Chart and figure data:
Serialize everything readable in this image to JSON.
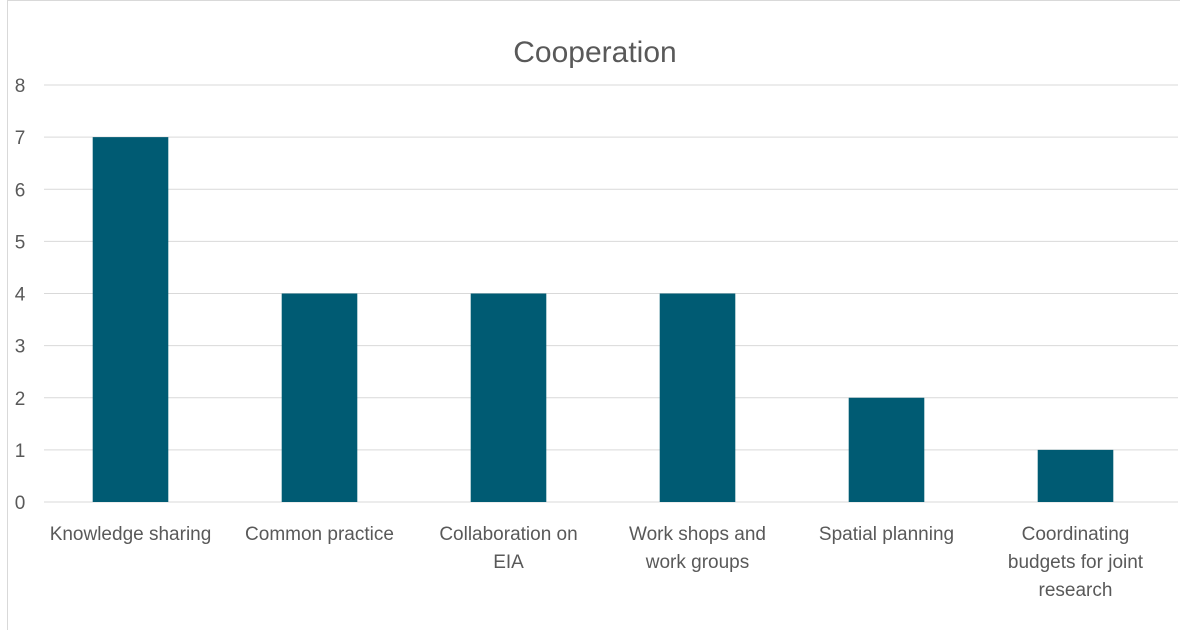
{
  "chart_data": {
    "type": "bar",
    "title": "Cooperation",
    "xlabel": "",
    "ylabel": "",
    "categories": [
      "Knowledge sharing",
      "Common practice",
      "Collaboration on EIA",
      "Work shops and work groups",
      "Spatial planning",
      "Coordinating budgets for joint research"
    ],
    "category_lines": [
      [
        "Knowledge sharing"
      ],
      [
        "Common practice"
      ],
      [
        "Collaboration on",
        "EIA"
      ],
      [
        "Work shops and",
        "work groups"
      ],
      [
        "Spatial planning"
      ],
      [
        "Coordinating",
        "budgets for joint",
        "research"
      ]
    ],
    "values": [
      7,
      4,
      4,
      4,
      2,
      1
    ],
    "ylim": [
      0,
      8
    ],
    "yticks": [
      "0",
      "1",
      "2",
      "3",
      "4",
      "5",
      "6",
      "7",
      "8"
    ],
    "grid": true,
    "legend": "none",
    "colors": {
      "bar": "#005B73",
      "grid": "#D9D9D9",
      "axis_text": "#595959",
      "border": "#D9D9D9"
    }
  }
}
---
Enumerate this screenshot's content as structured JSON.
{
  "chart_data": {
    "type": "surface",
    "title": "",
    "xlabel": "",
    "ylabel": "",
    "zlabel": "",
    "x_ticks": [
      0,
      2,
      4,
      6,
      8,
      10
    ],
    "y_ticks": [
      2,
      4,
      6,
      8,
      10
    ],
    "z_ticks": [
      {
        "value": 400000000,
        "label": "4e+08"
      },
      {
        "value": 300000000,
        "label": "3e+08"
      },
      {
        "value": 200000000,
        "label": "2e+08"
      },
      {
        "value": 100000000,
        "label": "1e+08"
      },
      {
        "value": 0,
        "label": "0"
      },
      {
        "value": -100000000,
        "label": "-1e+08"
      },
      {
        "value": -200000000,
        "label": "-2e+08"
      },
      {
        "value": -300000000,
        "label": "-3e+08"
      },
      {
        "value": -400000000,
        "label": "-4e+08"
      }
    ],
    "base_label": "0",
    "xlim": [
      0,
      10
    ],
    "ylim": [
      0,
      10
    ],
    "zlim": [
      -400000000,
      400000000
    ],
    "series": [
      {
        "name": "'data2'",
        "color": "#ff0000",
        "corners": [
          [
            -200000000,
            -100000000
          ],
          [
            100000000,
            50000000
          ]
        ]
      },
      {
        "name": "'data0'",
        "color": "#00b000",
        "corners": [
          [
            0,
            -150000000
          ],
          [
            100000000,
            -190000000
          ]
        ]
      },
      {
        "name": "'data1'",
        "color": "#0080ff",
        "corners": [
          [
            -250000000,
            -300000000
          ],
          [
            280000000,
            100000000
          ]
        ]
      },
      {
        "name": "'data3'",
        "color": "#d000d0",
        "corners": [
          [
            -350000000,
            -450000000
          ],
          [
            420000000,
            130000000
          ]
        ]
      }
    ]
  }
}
---
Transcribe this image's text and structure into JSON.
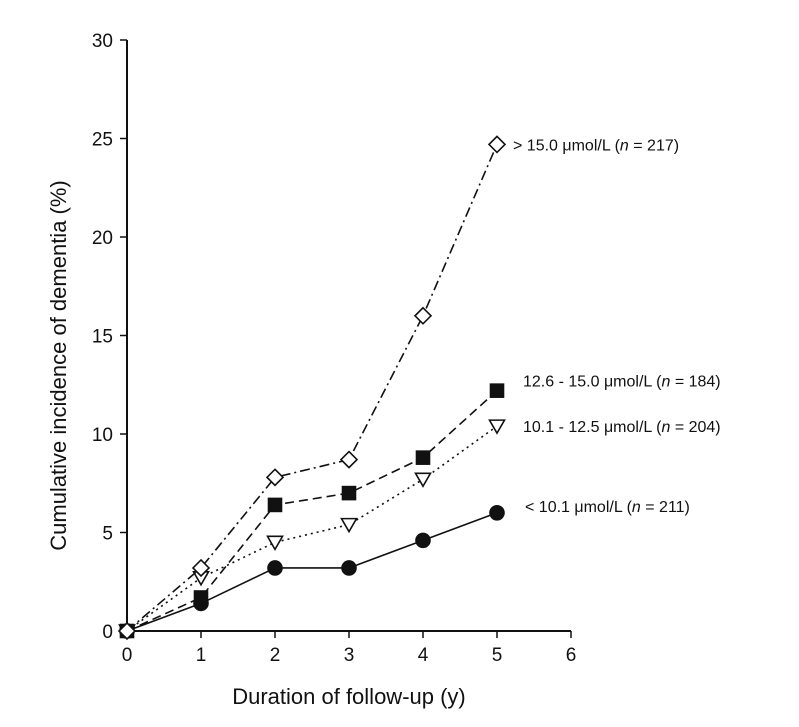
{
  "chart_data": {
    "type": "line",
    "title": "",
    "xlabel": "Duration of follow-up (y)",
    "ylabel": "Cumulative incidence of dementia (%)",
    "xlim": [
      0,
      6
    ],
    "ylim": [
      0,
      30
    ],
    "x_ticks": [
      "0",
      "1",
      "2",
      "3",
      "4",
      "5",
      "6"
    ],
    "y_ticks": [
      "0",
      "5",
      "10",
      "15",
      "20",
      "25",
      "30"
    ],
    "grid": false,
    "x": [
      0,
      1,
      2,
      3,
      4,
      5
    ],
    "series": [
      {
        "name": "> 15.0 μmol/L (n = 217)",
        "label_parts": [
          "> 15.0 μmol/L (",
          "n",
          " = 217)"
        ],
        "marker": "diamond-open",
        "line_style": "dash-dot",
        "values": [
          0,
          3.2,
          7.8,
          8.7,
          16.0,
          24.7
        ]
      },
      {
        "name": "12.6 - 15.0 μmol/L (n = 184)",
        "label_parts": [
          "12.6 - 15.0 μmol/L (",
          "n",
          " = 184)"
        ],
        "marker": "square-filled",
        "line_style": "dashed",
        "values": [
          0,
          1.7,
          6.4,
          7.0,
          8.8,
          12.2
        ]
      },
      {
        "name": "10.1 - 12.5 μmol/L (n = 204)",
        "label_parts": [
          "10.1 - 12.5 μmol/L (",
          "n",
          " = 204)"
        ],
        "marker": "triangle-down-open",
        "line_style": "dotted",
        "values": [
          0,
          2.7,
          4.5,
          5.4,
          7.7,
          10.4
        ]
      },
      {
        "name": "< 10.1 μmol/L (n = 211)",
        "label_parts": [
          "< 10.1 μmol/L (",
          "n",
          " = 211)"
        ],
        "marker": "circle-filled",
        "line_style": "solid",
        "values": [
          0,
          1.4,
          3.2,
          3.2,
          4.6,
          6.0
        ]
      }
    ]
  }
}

> [What is needed]: Count each line above in which the string "joint" appears, then state only the total.

> [Result for this task]: 2